→ Short exercise
Drop the images; return everything else in the listing below exactly.

===== Material provided =====

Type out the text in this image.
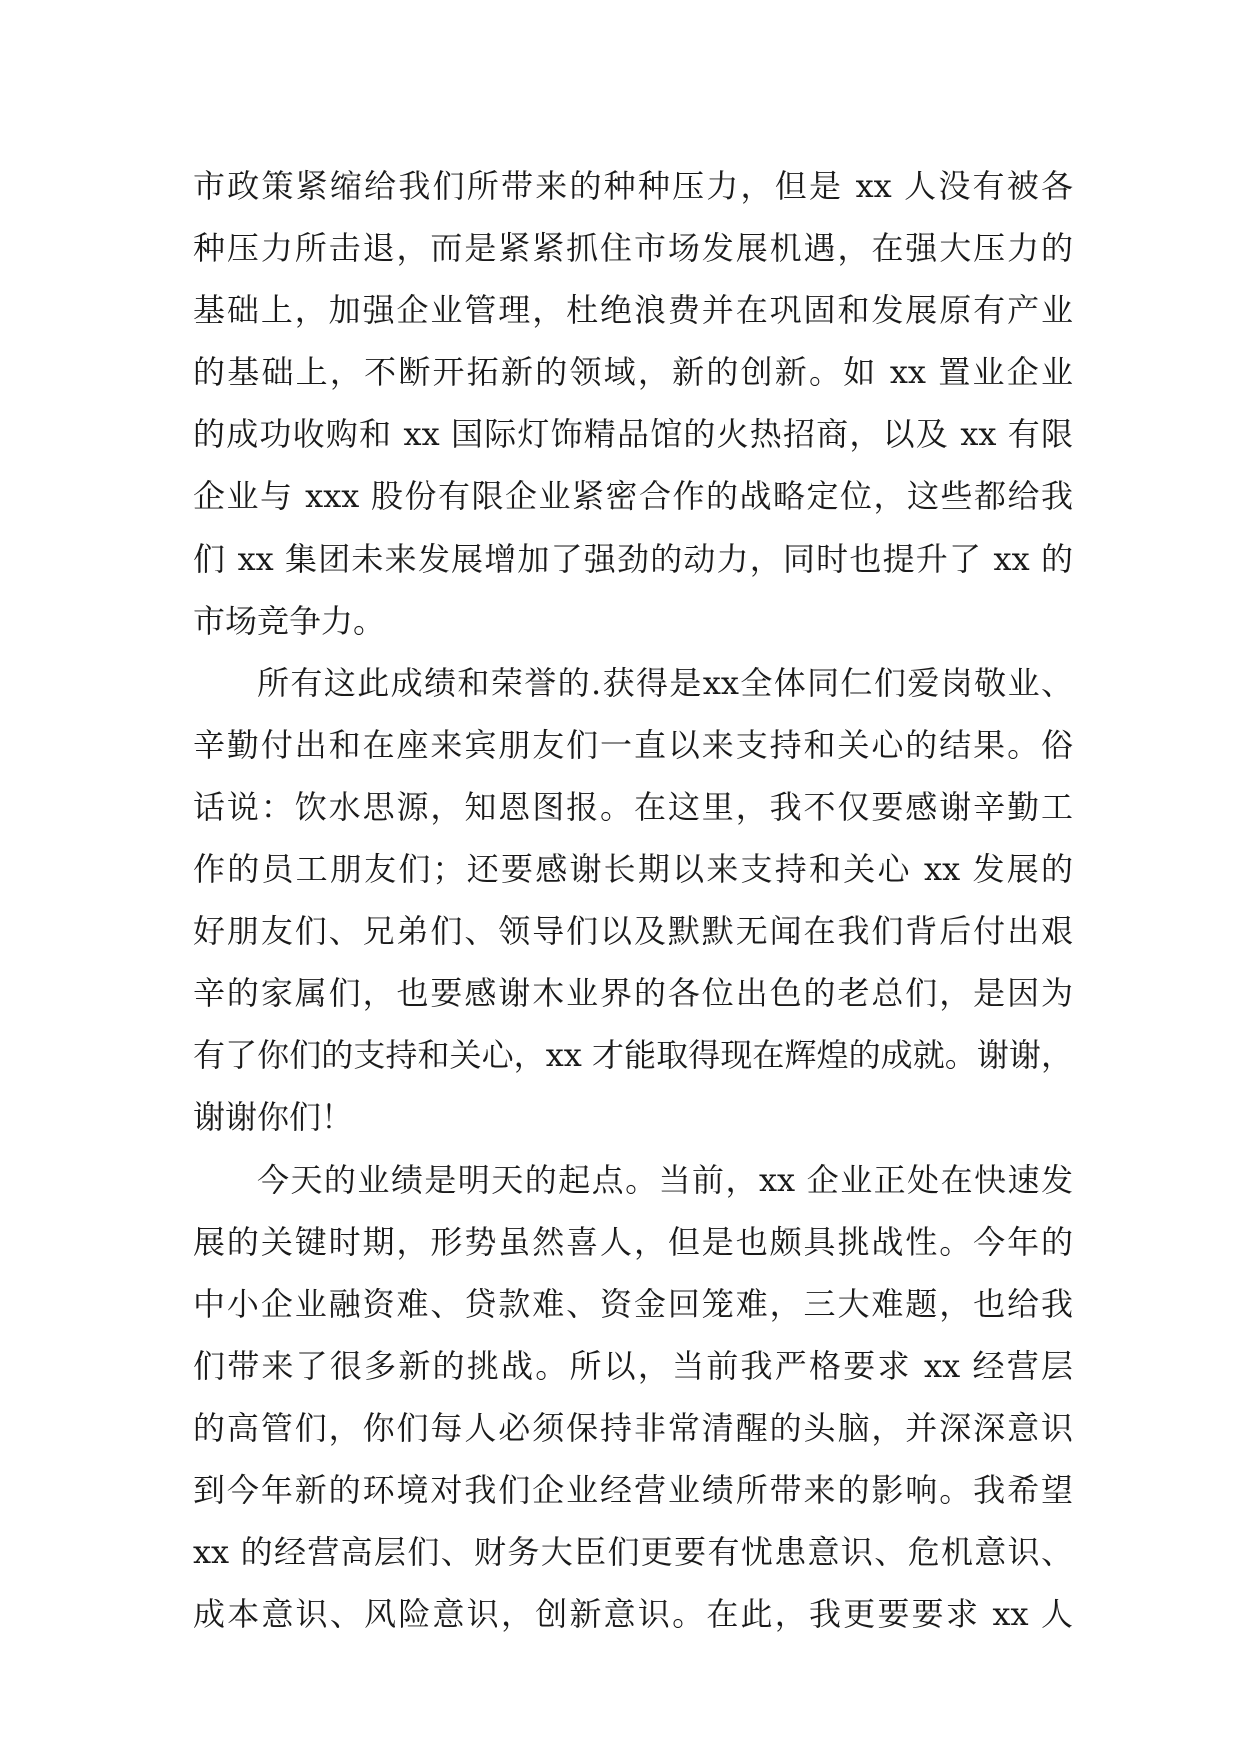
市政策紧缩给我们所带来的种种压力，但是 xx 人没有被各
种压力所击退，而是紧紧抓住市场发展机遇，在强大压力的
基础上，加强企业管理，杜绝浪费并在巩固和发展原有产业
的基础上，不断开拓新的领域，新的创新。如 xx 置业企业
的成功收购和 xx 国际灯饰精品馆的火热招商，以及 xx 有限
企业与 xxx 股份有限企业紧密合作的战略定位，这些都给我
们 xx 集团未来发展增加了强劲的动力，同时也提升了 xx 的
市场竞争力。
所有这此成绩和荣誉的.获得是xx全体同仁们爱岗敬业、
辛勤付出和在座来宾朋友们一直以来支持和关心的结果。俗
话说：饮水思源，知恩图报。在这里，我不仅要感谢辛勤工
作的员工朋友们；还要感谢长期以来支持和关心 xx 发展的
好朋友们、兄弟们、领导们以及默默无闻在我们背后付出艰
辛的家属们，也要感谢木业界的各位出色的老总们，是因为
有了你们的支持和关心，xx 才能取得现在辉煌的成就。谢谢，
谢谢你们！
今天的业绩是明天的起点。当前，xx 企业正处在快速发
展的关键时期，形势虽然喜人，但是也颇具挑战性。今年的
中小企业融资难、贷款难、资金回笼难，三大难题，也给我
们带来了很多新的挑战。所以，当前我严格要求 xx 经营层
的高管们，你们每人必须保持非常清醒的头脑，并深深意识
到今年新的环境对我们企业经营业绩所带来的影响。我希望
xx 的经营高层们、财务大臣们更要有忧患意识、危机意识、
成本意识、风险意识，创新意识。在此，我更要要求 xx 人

=====

→ Expected answer
Type out the text in this image.
市政策紧缩给我们所带来的种种压力，但是 xx 人没有被各
种压力所击退，而是紧紧抓住市场发展机遇，在强大压力的
基础上，加强企业管理，杜绝浪费并在巩固和发展原有产业
的基础上，不断开拓新的领域，新的创新。如 xx 置业企业
的成功收购和 xx 国际灯饰精品馆的火热招商，以及 xx 有限
企业与 xxx 股份有限企业紧密合作的战略定位，这些都给我
们 xx 集团未来发展增加了强劲的动力，同时也提升了 xx 的
市场竞争力。
所有这此成绩和荣誉的.获得是xx全体同仁们爱岗敬业、
辛勤付出和在座来宾朋友们一直以来支持和关心的结果。俗
话说：饮水思源，知恩图报。在这里，我不仅要感谢辛勤工
作的员工朋友们；还要感谢长期以来支持和关心 xx 发展的
好朋友们、兄弟们、领导们以及默默无闻在我们背后付出艰
辛的家属们，也要感谢木业界的各位出色的老总们，是因为
有了你们的支持和关心，xx 才能取得现在辉煌的成就。谢谢，
谢谢你们！
今天的业绩是明天的起点。当前，xx 企业正处在快速发
展的关键时期，形势虽然喜人，但是也颇具挑战性。今年的
中小企业融资难、贷款难、资金回笼难，三大难题，也给我
们带来了很多新的挑战。所以，当前我严格要求 xx 经营层
的高管们，你们每人必须保持非常清醒的头脑，并深深意识
到今年新的环境对我们企业经营业绩所带来的影响。我希望
xx 的经营高层们、财务大臣们更要有忧患意识、危机意识、
成本意识、风险意识，创新意识。在此，我更要要求 xx 人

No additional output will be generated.